#### Problem a
In the layout coordinate rows, swap "label-table" for "label-desk", starting with the first row and going on through the row that contains "wall-right-upper — [1029, 268, 1039, 360]". Return those rows with nothing else changed.

Festival of French life in the reel world

WE won’t disappoint our readers. Yes, Gerard Depardieu will appear in The 24th Alliance Française French Film Festival, returning as the enormous Obelix in the kids’ film “Asterix and Obelix in Britain.” Believe it or not, Catherine Deneuve plays Queen Cordelia of England, complete with corgis.

It’s not exactly the film that the Alliance Française’s new director-general, Isabelle Faure, would choose to highlight, but it does serve to demonstrate the scope of this, the biggest French film festival in the world outside France, with 43 films this year.

The festival has been curated by Emmanuelle Denavit-Feller, French cultural attaché in Sydney, who says the program embraces “such subjects as love, power, the ties that bind and many other themes that shine a light on day-to-day French life as it changes and grows.”

Madame Faure praises her selection of the top 2012 French movies, believing the festival will offer “dynamism, innovation and style to the city’s discerning audience”. Proof of that discernment is that once again we’ll get to see the full program.

(Layout coordinate data)
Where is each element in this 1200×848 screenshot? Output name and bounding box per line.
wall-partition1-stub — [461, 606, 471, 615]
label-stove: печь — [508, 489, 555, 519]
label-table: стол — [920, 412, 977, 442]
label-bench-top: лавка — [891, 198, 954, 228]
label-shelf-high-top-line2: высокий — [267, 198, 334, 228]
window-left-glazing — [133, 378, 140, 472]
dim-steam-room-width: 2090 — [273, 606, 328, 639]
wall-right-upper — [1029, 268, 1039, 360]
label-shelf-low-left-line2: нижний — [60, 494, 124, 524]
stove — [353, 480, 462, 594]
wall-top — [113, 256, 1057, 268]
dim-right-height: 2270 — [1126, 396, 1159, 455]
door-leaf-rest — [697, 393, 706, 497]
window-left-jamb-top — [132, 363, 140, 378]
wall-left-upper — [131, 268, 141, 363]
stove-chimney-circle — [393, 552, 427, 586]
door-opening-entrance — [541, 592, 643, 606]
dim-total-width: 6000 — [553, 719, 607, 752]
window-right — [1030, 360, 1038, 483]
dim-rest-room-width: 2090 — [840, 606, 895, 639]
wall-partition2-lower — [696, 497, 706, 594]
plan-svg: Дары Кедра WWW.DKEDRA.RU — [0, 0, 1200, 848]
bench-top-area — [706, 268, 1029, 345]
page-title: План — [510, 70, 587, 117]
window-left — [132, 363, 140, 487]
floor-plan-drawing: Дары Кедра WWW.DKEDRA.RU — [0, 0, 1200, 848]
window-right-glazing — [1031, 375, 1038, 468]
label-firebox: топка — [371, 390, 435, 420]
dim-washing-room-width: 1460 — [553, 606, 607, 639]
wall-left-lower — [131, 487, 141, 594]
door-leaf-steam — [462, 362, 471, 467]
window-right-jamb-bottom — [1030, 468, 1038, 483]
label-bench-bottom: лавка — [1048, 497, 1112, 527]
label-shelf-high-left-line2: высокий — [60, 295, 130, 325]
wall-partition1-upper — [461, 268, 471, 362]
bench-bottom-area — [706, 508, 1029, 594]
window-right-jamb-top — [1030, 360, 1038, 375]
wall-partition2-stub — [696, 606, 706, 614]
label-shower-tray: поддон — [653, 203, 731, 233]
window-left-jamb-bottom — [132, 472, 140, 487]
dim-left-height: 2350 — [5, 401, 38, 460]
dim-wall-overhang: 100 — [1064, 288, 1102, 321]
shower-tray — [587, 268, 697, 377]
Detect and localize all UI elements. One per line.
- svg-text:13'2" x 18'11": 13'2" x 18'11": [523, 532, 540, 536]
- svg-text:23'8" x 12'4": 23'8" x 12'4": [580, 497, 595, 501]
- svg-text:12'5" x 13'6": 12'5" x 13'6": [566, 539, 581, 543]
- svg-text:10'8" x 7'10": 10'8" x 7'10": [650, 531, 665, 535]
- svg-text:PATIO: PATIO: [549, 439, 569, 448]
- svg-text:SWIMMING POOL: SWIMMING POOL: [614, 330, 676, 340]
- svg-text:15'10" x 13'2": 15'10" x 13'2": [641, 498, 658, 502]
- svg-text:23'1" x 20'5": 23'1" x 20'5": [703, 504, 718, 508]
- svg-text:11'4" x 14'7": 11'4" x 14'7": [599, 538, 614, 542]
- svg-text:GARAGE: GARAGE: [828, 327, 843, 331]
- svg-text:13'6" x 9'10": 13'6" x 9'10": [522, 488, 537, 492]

#### Problem b
Please write out the part of the film festival article starting with "The festival has" and going on through "the full program.".

#### Written reply a
Where is each element in this 1200×848 screenshot? Output name and bounding box per line.
wall-partition1-stub — [461, 606, 471, 615]
label-stove: печь — [508, 489, 555, 519]
label-desk: стол — [920, 412, 977, 442]
label-bench-top: лавка — [891, 198, 954, 228]
label-shelf-high-top-line2: высокий — [267, 198, 334, 228]
window-left-glazing — [133, 378, 140, 472]
dim-steam-room-width: 2090 — [273, 606, 328, 639]
wall-right-upper — [1029, 268, 1039, 360]

#### Written reply b
The festival has been curated by Emmanuelle Denavit-Feller, French cultural attaché in Sydney, who says the program embraces “such subjects as love, power, the ties that bind and many other themes that shine a light on day-to-day French life as it changes and grows.”

Madame Faure praises her selection of the top 2012 French movies, believing the festival will offer “dynamism, innovation and style to the city’s discerning audience”. Proof of that discernment is that once again we’ll get to see the full program.